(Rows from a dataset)
:::::

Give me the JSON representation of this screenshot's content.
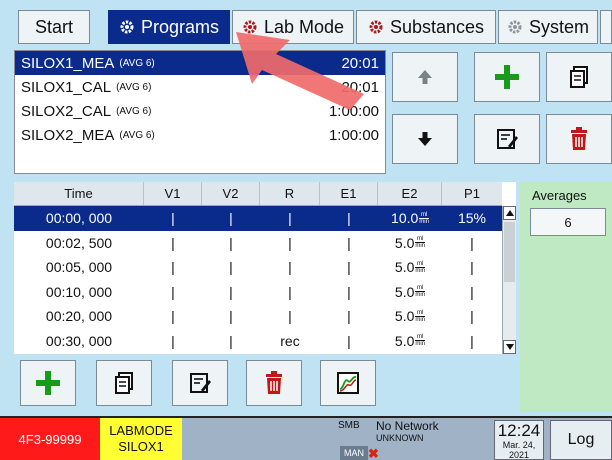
{
  "tabs": [
    {
      "label": "Start",
      "icon": ""
    },
    {
      "label": "Programs",
      "icon": "gear-icon"
    },
    {
      "label": "Lab Mode",
      "icon": "gear-icon"
    },
    {
      "label": "Substances",
      "icon": "gear-icon"
    },
    {
      "label": "System",
      "icon": "gear-icon"
    }
  ],
  "programs": [
    {
      "name": "SILOX1_MEA",
      "avg": "(AVG 6)",
      "duration": "20:01",
      "selected": true
    },
    {
      "name": "SILOX1_CAL",
      "avg": "(AVG 6)",
      "duration": "20:01",
      "selected": false
    },
    {
      "name": "SILOX2_CAL",
      "avg": "(AVG 6)",
      "duration": "1:00:00",
      "selected": false
    },
    {
      "name": "SILOX2_MEA",
      "avg": "(AVG 6)",
      "duration": "1:00:00",
      "selected": false
    }
  ],
  "table": {
    "headers": [
      "Time",
      "V1",
      "V2",
      "R",
      "E1",
      "E2",
      "P1"
    ],
    "unit_num": "ml",
    "unit_den": "min",
    "rows": [
      {
        "time": "00:00, 000",
        "v1": "|",
        "v2": "|",
        "r": "|",
        "e1": "|",
        "e2": "10.0",
        "p1": "15%",
        "selected": true
      },
      {
        "time": "00:02, 500",
        "v1": "|",
        "v2": "|",
        "r": "|",
        "e1": "|",
        "e2": "5.0",
        "p1": "|",
        "selected": false
      },
      {
        "time": "00:05, 000",
        "v1": "|",
        "v2": "|",
        "r": "|",
        "e1": "|",
        "e2": "5.0",
        "p1": "|",
        "selected": false
      },
      {
        "time": "00:10, 000",
        "v1": "|",
        "v2": "|",
        "r": "|",
        "e1": "|",
        "e2": "5.0",
        "p1": "|",
        "selected": false
      },
      {
        "time": "00:20, 000",
        "v1": "|",
        "v2": "|",
        "r": "|",
        "e1": "|",
        "e2": "5.0",
        "p1": "|",
        "selected": false
      },
      {
        "time": "00:30, 000",
        "v1": "|",
        "v2": "|",
        "r": "rec",
        "e1": "|",
        "e2": "5.0",
        "p1": "|",
        "selected": false
      }
    ]
  },
  "averages": {
    "label": "Averages",
    "value": "6"
  },
  "status": {
    "device": "4F3-99999",
    "mode_line1": "LABMODE",
    "mode_line2": "SILOX1",
    "smb": "SMB",
    "man": "MAN",
    "network": "No Network",
    "network_sub": "UNKNOWN",
    "time": "12:24",
    "date_line1": "Mar. 24,",
    "date_line2": "2021",
    "log_label": "Log"
  },
  "colors": {
    "selection": "#0a2a8c",
    "accent_green": "#1a9a1a",
    "accent_red": "#c01818",
    "device_red": "#ff1a1a",
    "mode_yellow": "#ffff33",
    "arrow": "#f06a6a"
  }
}
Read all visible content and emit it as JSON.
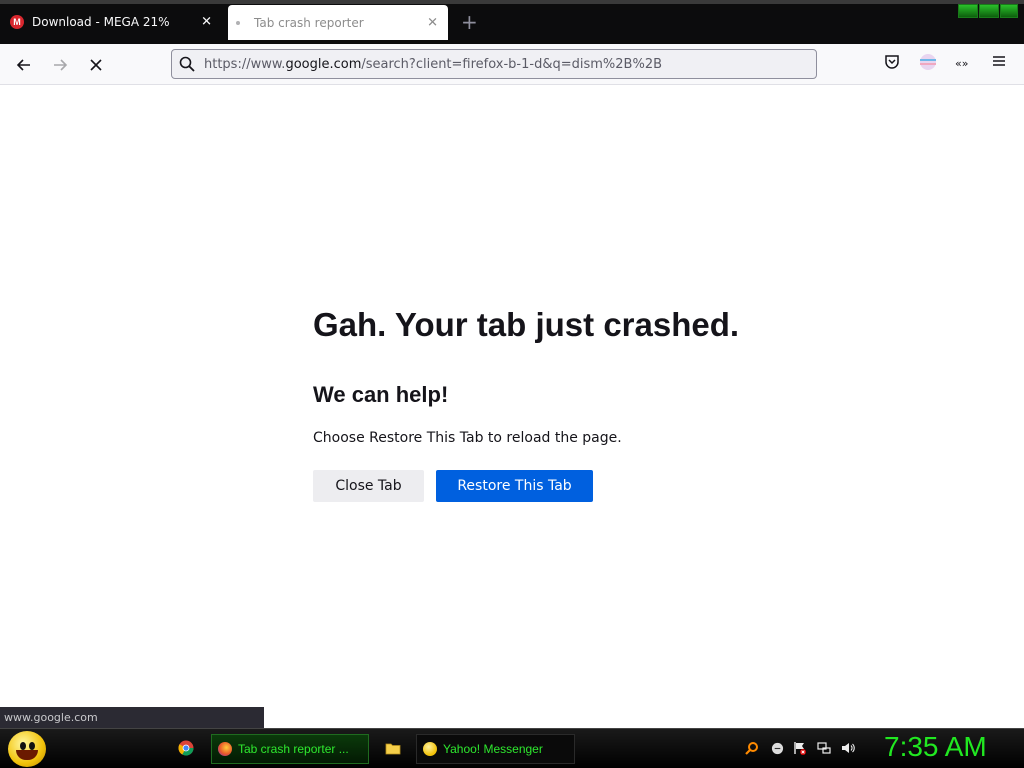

:::::

* **The request**
Every record above should be transcribed exactly; the pictures stay out of the copy.

* **Task solution**
Give me the JSON representation of this screenshot's content.
{
  "tabs": [
    {
      "label": "Start",
      "icon": ""
    },
    {
      "label": "Programs",
      "icon": "gear-icon"
    },
    {
      "label": "Lab Mode",
      "icon": "gear-icon"
    },
    {
      "label": "Substances",
      "icon": "gear-icon"
    },
    {
      "label": "System",
      "icon": "gear-icon"
    }
  ],
  "programs": [
    {
      "name": "SILOX1_MEA",
      "avg": "(AVG 6)",
      "duration": "20:01",
      "selected": true
    },
    {
      "name": "SILOX1_CAL",
      "avg": "(AVG 6)",
      "duration": "20:01",
      "selected": false
    },
    {
      "name": "SILOX2_CAL",
      "avg": "(AVG 6)",
      "duration": "1:00:00",
      "selected": false
    },
    {
      "name": "SILOX2_MEA",
      "avg": "(AVG 6)",
      "duration": "1:00:00",
      "selected": false
    }
  ],
  "table": {
    "headers": [
      "Time",
      "V1",
      "V2",
      "R",
      "E1",
      "E2",
      "P1"
    ],
    "unit_num": "ml",
    "unit_den": "min",
    "rows": [
      {
        "time": "00:00, 000",
        "v1": "|",
        "v2": "|",
        "r": "|",
        "e1": "|",
        "e2": "10.0",
        "p1": "15%",
        "selected": true
      },
      {
        "time": "00:02, 500",
        "v1": "|",
        "v2": "|",
        "r": "|",
        "e1": "|",
        "e2": "5.0",
        "p1": "|",
        "selected": false
      },
      {
        "time": "00:05, 000",
        "v1": "|",
        "v2": "|",
        "r": "|",
        "e1": "|",
        "e2": "5.0",
        "p1": "|",
        "selected": false
      },
      {
        "time": "00:10, 000",
        "v1": "|",
        "v2": "|",
        "r": "|",
        "e1": "|",
        "e2": "5.0",
        "p1": "|",
        "selected": false
      },
      {
        "time": "00:20, 000",
        "v1": "|",
        "v2": "|",
        "r": "|",
        "e1": "|",
        "e2": "5.0",
        "p1": "|",
        "selected": false
      },
      {
        "time": "00:30, 000",
        "v1": "|",
        "v2": "|",
        "r": "rec",
        "e1": "|",
        "e2": "5.0",
        "p1": "|",
        "selected": false
      }
    ]
  },
  "averages": {
    "label": "Averages",
    "value": "6"
  },
  "status": {
    "device": "4F3-99999",
    "mode_line1": "LABMODE",
    "mode_line2": "SILOX1",
    "smb": "SMB",
    "man": "MAN",
    "network": "No Network",
    "network_sub": "UNKNOWN",
    "time": "12:24",
    "date_line1": "Mar. 24,",
    "date_line2": "2021",
    "log_label": "Log"
  },
  "colors": {
    "selection": "#0a2a8c",
    "accent_green": "#1a9a1a",
    "accent_red": "#c01818",
    "device_red": "#ff1a1a",
    "mode_yellow": "#ffff33",
    "arrow": "#f06a6a"
  }
}
Read all visible content and emit it as JSON.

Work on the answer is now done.